__Stated problem__
Find the lines holding "Users" and copy them.

__Records provided__
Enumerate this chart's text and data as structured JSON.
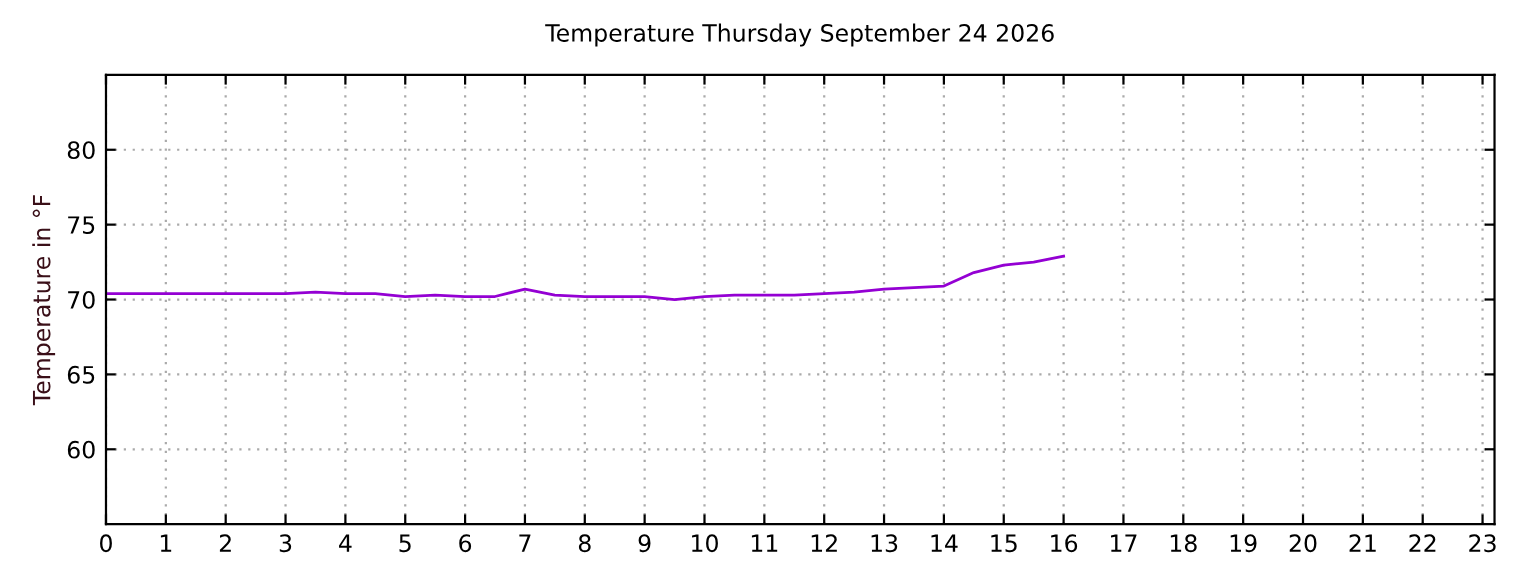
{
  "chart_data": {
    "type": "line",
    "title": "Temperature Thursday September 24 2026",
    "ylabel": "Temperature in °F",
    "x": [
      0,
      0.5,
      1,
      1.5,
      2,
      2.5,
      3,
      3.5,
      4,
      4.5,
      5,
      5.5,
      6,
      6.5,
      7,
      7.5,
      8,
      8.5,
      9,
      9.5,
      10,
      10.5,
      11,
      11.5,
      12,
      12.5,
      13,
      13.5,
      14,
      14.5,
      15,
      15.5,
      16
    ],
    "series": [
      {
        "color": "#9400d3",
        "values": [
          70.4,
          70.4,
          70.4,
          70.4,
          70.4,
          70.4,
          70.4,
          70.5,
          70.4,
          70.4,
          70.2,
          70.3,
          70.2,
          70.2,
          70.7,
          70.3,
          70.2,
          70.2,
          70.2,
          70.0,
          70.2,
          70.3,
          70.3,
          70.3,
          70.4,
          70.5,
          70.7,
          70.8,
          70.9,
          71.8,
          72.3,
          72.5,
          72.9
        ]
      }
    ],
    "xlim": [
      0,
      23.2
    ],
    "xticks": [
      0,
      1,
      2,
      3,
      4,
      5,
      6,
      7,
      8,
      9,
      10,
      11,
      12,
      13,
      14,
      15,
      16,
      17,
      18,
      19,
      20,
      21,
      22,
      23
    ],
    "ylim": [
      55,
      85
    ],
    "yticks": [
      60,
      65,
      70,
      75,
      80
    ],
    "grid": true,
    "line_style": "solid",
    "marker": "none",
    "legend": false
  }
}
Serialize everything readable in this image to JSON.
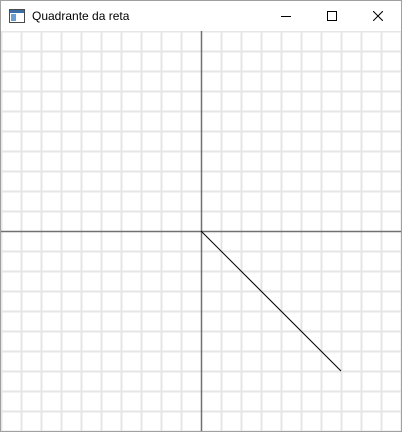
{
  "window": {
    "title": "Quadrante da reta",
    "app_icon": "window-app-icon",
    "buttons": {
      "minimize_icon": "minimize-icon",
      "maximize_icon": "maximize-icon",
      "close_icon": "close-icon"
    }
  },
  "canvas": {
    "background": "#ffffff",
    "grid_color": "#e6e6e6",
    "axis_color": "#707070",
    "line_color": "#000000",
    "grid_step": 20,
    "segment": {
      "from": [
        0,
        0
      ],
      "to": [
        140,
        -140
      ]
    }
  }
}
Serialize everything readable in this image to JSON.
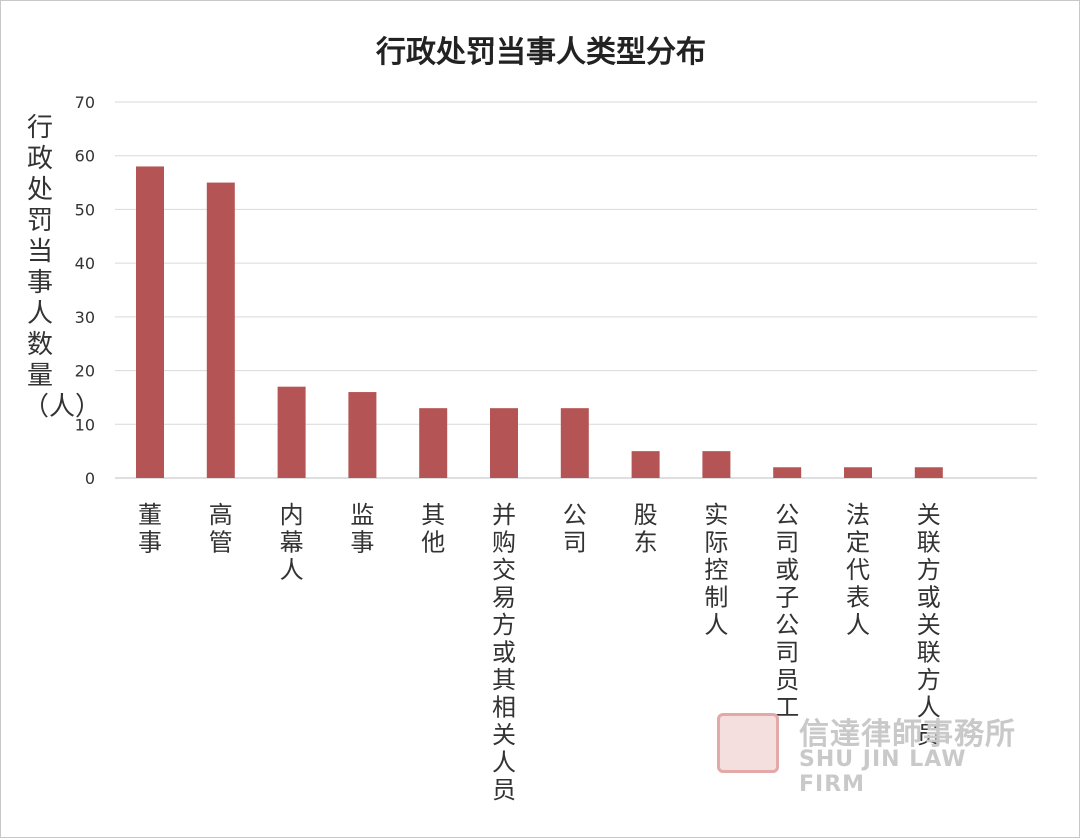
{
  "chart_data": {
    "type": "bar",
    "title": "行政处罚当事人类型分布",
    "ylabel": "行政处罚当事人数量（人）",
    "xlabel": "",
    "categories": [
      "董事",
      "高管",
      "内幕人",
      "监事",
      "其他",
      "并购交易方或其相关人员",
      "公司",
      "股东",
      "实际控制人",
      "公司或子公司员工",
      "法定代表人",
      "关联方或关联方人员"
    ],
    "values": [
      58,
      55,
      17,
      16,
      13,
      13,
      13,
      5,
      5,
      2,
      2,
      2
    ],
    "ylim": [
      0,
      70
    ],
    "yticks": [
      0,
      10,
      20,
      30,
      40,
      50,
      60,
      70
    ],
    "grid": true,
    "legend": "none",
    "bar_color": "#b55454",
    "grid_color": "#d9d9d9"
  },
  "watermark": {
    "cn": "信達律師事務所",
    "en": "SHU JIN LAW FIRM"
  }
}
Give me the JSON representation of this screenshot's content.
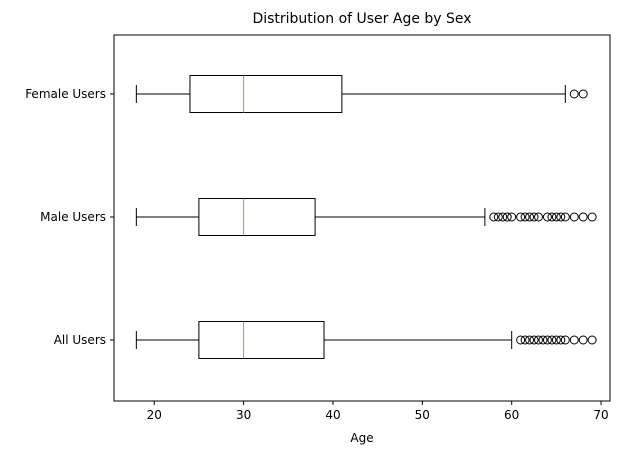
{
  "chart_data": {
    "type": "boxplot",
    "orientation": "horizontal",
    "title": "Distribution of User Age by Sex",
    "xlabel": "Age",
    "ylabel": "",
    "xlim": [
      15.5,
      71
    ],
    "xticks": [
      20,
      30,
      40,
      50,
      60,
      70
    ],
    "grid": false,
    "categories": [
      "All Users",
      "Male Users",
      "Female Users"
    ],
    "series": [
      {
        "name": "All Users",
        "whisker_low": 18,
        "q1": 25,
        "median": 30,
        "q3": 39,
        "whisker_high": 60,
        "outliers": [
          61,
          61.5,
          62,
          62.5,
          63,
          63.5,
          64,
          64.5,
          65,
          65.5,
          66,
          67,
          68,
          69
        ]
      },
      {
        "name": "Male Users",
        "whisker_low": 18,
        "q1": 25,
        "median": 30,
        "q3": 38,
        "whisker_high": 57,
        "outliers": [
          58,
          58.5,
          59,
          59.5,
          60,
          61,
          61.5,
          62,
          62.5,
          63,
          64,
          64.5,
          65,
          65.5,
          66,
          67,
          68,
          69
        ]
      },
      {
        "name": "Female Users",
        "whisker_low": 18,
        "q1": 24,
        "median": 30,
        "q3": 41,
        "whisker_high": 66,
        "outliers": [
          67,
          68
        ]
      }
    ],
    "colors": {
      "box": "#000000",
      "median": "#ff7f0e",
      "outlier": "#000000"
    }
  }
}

__Output of the task__
      "All Users",
      "Male Users",
      "Female Users"
        "name": "All Users",
        "name": "Male Users",
        "name": "Female Users",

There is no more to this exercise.